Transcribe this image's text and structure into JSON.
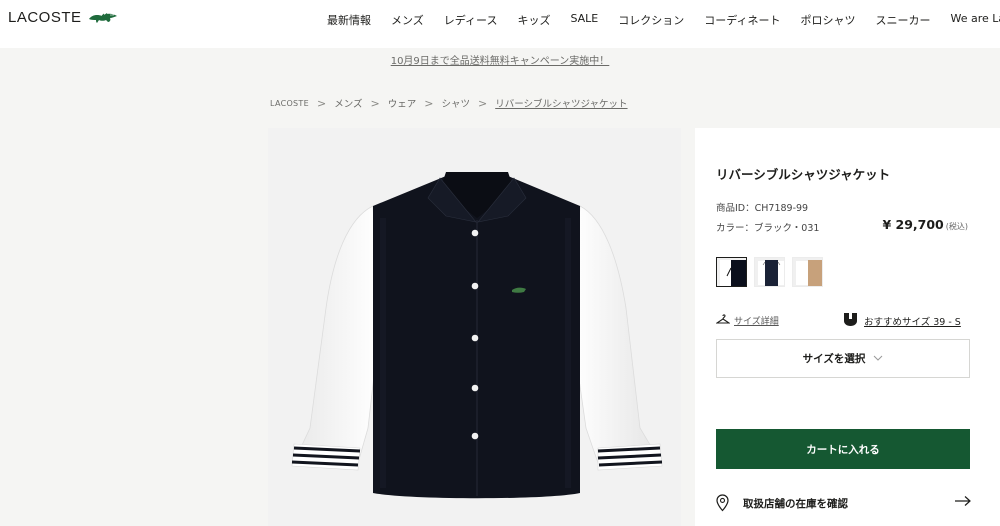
{
  "header": {
    "logo_text": "LACOSTE",
    "logo_icon": "crocodile-icon",
    "nav": [
      "最新情報",
      "メンズ",
      "レディース",
      "キッズ",
      "SALE",
      "コレクション",
      "コーディネート",
      "ポロシャツ",
      "スニーカー",
      "We are Lacoste"
    ]
  },
  "promo": "10月9日まで全品送料無料キャンペーン実施中！",
  "breadcrumb": {
    "items": [
      "LACOSTE",
      "メンズ",
      "ウェア",
      "シャツ"
    ],
    "current": "リバーシブルシャツジャケット",
    "separator": ">"
  },
  "product": {
    "title": "リバーシブルシャツジャケット",
    "id_text": "商品ID：CH7189-99",
    "color_text": "カラー：ブラック・031",
    "price": "¥ 29,700",
    "price_note": "(税込)",
    "swatches": [
      {
        "name": "black-white",
        "colors": [
          "#ffffff",
          "#0b0f1c"
        ]
      },
      {
        "name": "navy-white",
        "colors": [
          "#ffffff",
          "#1a2236"
        ]
      },
      {
        "name": "white-camel",
        "colors": [
          "#ffffff",
          "#c7a17b"
        ]
      }
    ],
    "selected_swatch": 0
  },
  "size": {
    "guide_label": "サイズ詳細",
    "guide_icon": "hanger-icon",
    "recommend_label": "おすすめサイズ 39 - S",
    "recommend_icon": "size-badge-icon",
    "select_label": "サイズを選択",
    "select_icon": "chevron-down-icon"
  },
  "cart": {
    "label": "カートに入れる",
    "color": "#155832"
  },
  "store": {
    "label": "取扱店舗の在庫を確認",
    "icon": "map-pin-icon",
    "arrow_icon": "arrow-right-icon"
  },
  "colors": {
    "brand_green": "#155832",
    "jacket_body": "#10131d",
    "sleeve": "#ffffff"
  }
}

* * *

## Stated task:
Copy every record above exactly, leaving out the pictures.

## Result:
Transcribe this image's text and structure into JSON.
{
  "header": {
    "logo_text": "LACOSTE",
    "logo_icon": "crocodile-icon",
    "nav": [
      "最新情報",
      "メンズ",
      "レディース",
      "キッズ",
      "SALE",
      "コレクション",
      "コーディネート",
      "ポロシャツ",
      "スニーカー",
      "We are Lacoste"
    ]
  },
  "promo": "10月9日まで全品送料無料キャンペーン実施中！",
  "breadcrumb": {
    "items": [
      "LACOSTE",
      "メンズ",
      "ウェア",
      "シャツ"
    ],
    "current": "リバーシブルシャツジャケット",
    "separator": ">"
  },
  "product": {
    "title": "リバーシブルシャツジャケット",
    "id_text": "商品ID：CH7189-99",
    "color_text": "カラー：ブラック・031",
    "price": "¥ 29,700",
    "price_note": "(税込)",
    "swatches": [
      {
        "name": "black-white",
        "colors": [
          "#ffffff",
          "#0b0f1c"
        ]
      },
      {
        "name": "navy-white",
        "colors": [
          "#ffffff",
          "#1a2236"
        ]
      },
      {
        "name": "white-camel",
        "colors": [
          "#ffffff",
          "#c7a17b"
        ]
      }
    ],
    "selected_swatch": 0
  },
  "size": {
    "guide_label": "サイズ詳細",
    "guide_icon": "hanger-icon",
    "recommend_label": "おすすめサイズ 39 - S",
    "recommend_icon": "size-badge-icon",
    "select_label": "サイズを選択",
    "select_icon": "chevron-down-icon"
  },
  "cart": {
    "label": "カートに入れる",
    "color": "#155832"
  },
  "store": {
    "label": "取扱店舗の在庫を確認",
    "icon": "map-pin-icon",
    "arrow_icon": "arrow-right-icon"
  },
  "colors": {
    "brand_green": "#155832",
    "jacket_body": "#10131d",
    "sleeve": "#ffffff"
  }
}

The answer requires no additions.